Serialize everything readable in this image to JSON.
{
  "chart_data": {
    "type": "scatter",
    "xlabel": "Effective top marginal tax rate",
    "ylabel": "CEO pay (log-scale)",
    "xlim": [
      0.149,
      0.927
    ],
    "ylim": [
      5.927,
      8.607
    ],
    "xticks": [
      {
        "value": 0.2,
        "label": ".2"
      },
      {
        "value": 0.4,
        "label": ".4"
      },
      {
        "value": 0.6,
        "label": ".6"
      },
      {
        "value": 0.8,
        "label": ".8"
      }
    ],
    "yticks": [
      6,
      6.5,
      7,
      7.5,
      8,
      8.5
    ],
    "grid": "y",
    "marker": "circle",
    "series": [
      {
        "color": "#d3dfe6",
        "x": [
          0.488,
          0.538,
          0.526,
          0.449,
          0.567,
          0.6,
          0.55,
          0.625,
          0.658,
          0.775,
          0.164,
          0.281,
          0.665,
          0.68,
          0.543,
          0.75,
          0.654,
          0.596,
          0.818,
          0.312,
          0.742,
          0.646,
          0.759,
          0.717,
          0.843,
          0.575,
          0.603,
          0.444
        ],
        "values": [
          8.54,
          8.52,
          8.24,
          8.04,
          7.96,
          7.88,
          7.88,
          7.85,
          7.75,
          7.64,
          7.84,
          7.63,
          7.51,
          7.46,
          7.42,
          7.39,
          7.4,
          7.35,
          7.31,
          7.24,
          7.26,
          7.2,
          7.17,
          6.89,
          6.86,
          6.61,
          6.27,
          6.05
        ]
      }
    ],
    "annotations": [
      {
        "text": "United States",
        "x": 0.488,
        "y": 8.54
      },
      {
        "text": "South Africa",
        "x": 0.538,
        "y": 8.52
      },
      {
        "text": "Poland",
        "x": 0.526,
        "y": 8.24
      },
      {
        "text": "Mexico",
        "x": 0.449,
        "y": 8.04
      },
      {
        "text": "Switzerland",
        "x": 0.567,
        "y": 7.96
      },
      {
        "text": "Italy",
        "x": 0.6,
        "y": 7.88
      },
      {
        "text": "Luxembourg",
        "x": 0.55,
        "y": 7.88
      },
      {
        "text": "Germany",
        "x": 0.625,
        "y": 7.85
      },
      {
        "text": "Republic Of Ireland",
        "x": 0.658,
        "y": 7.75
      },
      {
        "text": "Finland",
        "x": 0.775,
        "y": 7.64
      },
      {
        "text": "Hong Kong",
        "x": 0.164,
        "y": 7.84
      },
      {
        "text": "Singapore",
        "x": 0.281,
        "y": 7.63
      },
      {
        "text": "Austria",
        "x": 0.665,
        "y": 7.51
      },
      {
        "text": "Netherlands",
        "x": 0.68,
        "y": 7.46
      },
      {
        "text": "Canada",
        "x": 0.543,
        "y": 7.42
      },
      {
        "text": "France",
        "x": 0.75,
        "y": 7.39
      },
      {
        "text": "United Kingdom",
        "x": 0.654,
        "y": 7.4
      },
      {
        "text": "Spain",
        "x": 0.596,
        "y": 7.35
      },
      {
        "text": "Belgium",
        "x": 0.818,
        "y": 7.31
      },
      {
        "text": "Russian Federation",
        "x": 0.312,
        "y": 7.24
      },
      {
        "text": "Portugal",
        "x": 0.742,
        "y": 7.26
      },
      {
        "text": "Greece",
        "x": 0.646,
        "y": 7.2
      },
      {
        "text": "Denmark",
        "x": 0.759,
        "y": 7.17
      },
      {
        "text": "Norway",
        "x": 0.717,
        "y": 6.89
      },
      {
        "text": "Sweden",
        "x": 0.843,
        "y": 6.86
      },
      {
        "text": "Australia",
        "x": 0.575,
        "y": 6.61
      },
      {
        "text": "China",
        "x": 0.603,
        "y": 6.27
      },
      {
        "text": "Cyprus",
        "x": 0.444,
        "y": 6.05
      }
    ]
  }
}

________________________________________

▶ Task to carry out: Copy out all of the data exactly, leaving nothing out.

▶ Task response:
Serialize everything readable in this image to JSON.
{
  "chart_data": {
    "type": "scatter",
    "xlabel": "Effective top marginal tax rate",
    "ylabel": "CEO pay (log-scale)",
    "xlim": [
      0.149,
      0.927
    ],
    "ylim": [
      5.927,
      8.607
    ],
    "xticks": [
      {
        "value": 0.2,
        "label": ".2"
      },
      {
        "value": 0.4,
        "label": ".4"
      },
      {
        "value": 0.6,
        "label": ".6"
      },
      {
        "value": 0.8,
        "label": ".8"
      }
    ],
    "yticks": [
      6,
      6.5,
      7,
      7.5,
      8,
      8.5
    ],
    "grid": "y",
    "marker": "circle",
    "series": [
      {
        "color": "#d3dfe6",
        "x": [
          0.488,
          0.538,
          0.526,
          0.449,
          0.567,
          0.6,
          0.55,
          0.625,
          0.658,
          0.775,
          0.164,
          0.281,
          0.665,
          0.68,
          0.543,
          0.75,
          0.654,
          0.596,
          0.818,
          0.312,
          0.742,
          0.646,
          0.759,
          0.717,
          0.843,
          0.575,
          0.603,
          0.444
        ],
        "values": [
          8.54,
          8.52,
          8.24,
          8.04,
          7.96,
          7.88,
          7.88,
          7.85,
          7.75,
          7.64,
          7.84,
          7.63,
          7.51,
          7.46,
          7.42,
          7.39,
          7.4,
          7.35,
          7.31,
          7.24,
          7.26,
          7.2,
          7.17,
          6.89,
          6.86,
          6.61,
          6.27,
          6.05
        ]
      }
    ],
    "annotations": [
      {
        "text": "United States",
        "x": 0.488,
        "y": 8.54
      },
      {
        "text": "South Africa",
        "x": 0.538,
        "y": 8.52
      },
      {
        "text": "Poland",
        "x": 0.526,
        "y": 8.24
      },
      {
        "text": "Mexico",
        "x": 0.449,
        "y": 8.04
      },
      {
        "text": "Switzerland",
        "x": 0.567,
        "y": 7.96
      },
      {
        "text": "Italy",
        "x": 0.6,
        "y": 7.88
      },
      {
        "text": "Luxembourg",
        "x": 0.55,
        "y": 7.88
      },
      {
        "text": "Germany",
        "x": 0.625,
        "y": 7.85
      },
      {
        "text": "Republic Of Ireland",
        "x": 0.658,
        "y": 7.75
      },
      {
        "text": "Finland",
        "x": 0.775,
        "y": 7.64
      },
      {
        "text": "Hong Kong",
        "x": 0.164,
        "y": 7.84
      },
      {
        "text": "Singapore",
        "x": 0.281,
        "y": 7.63
      },
      {
        "text": "Austria",
        "x": 0.665,
        "y": 7.51
      },
      {
        "text": "Netherlands",
        "x": 0.68,
        "y": 7.46
      },
      {
        "text": "Canada",
        "x": 0.543,
        "y": 7.42
      },
      {
        "text": "France",
        "x": 0.75,
        "y": 7.39
      },
      {
        "text": "United Kingdom",
        "x": 0.654,
        "y": 7.4
      },
      {
        "text": "Spain",
        "x": 0.596,
        "y": 7.35
      },
      {
        "text": "Belgium",
        "x": 0.818,
        "y": 7.31
      },
      {
        "text": "Russian Federation",
        "x": 0.312,
        "y": 7.24
      },
      {
        "text": "Portugal",
        "x": 0.742,
        "y": 7.26
      },
      {
        "text": "Greece",
        "x": 0.646,
        "y": 7.2
      },
      {
        "text": "Denmark",
        "x": 0.759,
        "y": 7.17
      },
      {
        "text": "Norway",
        "x": 0.717,
        "y": 6.89
      },
      {
        "text": "Sweden",
        "x": 0.843,
        "y": 6.86
      },
      {
        "text": "Australia",
        "x": 0.575,
        "y": 6.61
      },
      {
        "text": "China",
        "x": 0.603,
        "y": 6.27
      },
      {
        "text": "Cyprus",
        "x": 0.444,
        "y": 6.05
      }
    ]
  }
}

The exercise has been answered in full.